# [Your objective]
Locate the word "choosing" in the material, then show every line that holds it.

# [Data excerpts]
++++++++

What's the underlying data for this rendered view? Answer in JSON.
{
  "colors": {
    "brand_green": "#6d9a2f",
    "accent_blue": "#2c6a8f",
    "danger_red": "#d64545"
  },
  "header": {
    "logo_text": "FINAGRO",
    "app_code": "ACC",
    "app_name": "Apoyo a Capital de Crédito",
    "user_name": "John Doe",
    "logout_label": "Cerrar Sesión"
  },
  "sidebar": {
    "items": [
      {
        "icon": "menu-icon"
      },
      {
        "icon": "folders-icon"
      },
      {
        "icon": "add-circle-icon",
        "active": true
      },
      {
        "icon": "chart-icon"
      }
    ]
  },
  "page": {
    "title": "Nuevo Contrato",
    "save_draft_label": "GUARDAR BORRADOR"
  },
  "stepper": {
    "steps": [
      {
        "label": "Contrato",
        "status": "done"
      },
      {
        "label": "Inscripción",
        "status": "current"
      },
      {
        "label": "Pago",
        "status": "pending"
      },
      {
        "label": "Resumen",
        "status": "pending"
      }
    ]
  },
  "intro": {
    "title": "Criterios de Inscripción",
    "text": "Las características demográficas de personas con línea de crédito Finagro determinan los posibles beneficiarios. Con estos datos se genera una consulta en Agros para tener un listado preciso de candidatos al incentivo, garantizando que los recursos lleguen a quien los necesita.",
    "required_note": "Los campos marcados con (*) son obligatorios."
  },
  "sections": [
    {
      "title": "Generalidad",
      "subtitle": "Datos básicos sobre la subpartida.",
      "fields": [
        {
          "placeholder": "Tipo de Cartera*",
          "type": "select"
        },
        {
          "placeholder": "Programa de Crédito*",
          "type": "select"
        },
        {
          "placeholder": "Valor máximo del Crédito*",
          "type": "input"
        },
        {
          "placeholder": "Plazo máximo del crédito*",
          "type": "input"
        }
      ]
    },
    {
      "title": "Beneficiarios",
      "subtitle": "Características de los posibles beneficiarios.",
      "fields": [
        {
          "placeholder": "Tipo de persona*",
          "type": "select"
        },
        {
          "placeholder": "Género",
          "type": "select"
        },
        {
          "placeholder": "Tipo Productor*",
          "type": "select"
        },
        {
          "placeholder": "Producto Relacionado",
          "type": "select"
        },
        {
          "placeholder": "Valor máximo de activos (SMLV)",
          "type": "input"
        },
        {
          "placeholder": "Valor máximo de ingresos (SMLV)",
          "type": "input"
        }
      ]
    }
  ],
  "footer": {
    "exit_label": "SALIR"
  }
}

++++++++

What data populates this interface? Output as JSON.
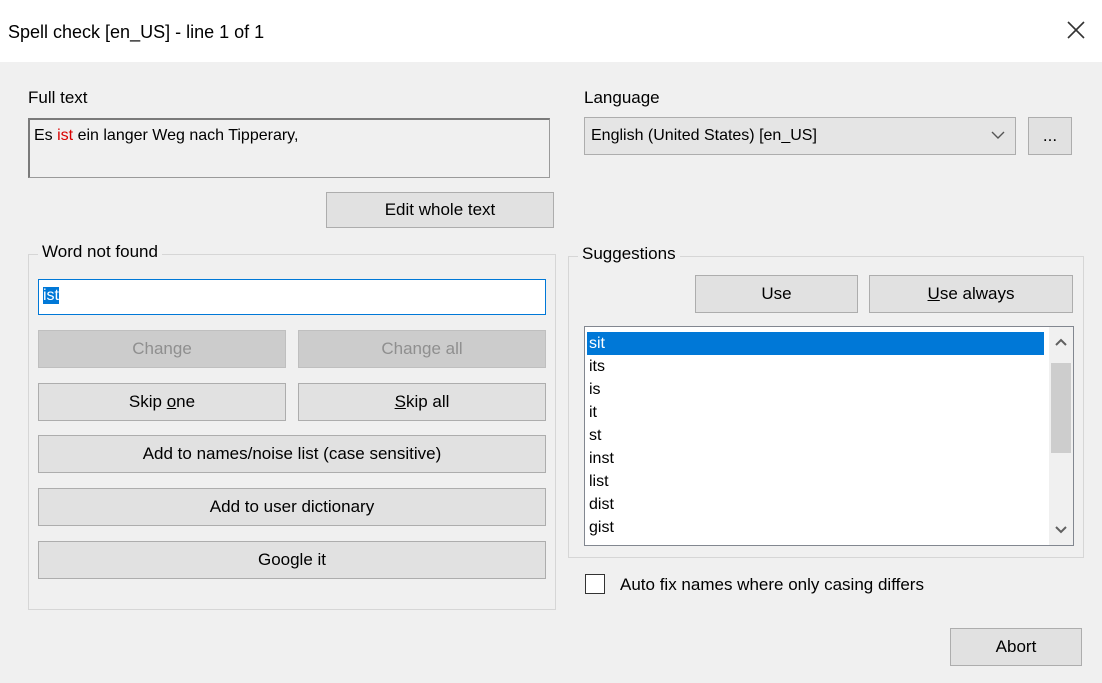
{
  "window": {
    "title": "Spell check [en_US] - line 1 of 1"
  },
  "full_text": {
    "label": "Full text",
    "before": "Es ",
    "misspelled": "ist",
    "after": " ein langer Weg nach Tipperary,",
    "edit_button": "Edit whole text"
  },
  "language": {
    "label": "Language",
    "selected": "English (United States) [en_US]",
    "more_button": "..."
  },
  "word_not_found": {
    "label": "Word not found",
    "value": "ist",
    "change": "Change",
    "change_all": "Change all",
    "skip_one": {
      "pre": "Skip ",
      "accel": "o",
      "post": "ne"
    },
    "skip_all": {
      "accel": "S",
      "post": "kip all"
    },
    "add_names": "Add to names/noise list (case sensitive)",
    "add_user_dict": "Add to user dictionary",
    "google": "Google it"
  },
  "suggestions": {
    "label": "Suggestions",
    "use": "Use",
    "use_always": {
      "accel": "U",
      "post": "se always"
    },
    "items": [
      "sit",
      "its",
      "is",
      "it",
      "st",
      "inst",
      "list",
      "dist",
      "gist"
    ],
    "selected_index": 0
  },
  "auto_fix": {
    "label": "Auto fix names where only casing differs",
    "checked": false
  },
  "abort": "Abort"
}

++++++++

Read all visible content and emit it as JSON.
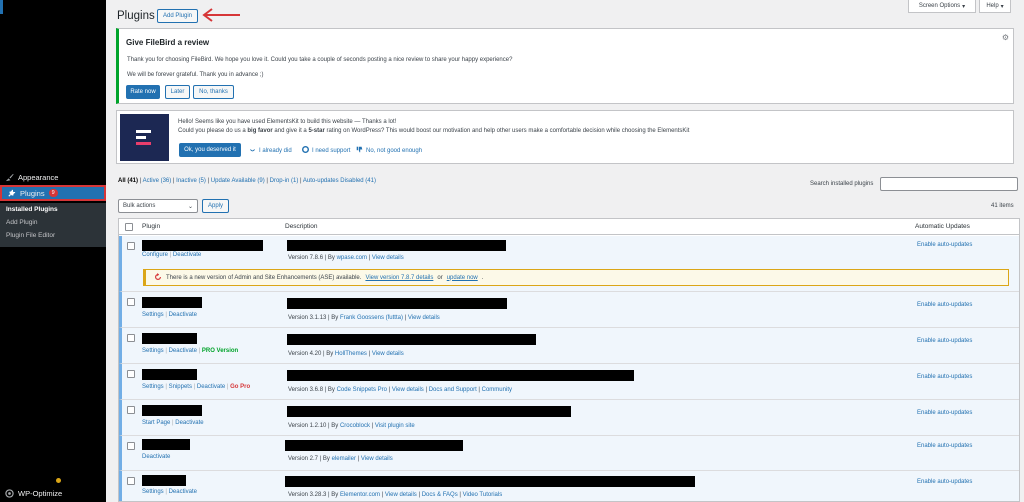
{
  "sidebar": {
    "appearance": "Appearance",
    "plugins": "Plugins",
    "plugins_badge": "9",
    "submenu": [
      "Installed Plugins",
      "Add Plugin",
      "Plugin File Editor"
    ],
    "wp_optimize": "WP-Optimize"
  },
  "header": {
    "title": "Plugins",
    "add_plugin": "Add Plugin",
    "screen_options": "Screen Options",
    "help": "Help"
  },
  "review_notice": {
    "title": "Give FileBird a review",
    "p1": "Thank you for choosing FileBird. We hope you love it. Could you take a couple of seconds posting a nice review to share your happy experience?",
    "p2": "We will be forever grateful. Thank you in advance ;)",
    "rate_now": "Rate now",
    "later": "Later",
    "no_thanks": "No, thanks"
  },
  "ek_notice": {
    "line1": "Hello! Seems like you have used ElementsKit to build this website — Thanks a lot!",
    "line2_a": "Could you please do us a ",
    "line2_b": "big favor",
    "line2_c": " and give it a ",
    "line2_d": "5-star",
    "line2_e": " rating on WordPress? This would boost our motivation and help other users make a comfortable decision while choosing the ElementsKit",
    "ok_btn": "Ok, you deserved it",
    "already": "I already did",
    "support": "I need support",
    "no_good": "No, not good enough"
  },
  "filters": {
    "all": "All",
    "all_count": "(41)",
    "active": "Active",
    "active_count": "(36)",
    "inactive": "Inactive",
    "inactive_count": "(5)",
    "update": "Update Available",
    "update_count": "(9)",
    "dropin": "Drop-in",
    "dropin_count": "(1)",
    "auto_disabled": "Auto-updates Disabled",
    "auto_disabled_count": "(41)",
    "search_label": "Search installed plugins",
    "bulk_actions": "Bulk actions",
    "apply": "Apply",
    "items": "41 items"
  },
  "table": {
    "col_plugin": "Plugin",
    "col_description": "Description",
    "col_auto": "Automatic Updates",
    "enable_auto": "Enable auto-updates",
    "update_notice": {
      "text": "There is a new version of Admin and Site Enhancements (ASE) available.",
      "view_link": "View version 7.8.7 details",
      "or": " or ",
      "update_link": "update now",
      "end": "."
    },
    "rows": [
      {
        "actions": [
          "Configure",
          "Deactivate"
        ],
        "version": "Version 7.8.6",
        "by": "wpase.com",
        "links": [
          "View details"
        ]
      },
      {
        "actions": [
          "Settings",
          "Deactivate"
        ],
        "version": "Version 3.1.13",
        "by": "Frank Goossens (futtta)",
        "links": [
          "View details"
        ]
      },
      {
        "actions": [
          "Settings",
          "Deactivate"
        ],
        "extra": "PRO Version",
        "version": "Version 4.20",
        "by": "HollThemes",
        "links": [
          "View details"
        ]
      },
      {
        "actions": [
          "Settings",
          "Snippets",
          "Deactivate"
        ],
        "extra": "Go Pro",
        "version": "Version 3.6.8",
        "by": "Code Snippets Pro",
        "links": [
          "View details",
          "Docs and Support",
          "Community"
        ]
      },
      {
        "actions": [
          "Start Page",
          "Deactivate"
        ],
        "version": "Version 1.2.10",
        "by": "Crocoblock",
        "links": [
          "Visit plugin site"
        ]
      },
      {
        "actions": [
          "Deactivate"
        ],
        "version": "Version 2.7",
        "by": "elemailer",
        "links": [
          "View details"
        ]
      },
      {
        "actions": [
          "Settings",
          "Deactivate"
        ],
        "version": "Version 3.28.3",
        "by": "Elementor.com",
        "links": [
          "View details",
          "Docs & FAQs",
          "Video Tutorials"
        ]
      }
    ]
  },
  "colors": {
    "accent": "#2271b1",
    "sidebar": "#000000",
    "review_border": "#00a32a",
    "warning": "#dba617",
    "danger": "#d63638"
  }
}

++++++++

# [Complete answer]
    "p1": "Thank you for choosing FileBird. We hope you love it. Could you take a couple of seconds posting a nice review to share your happy experience?",
    "line2_e": " rating on WordPress? This would boost our motivation and help other users make a comfortable decision while choosing the ElementsKit",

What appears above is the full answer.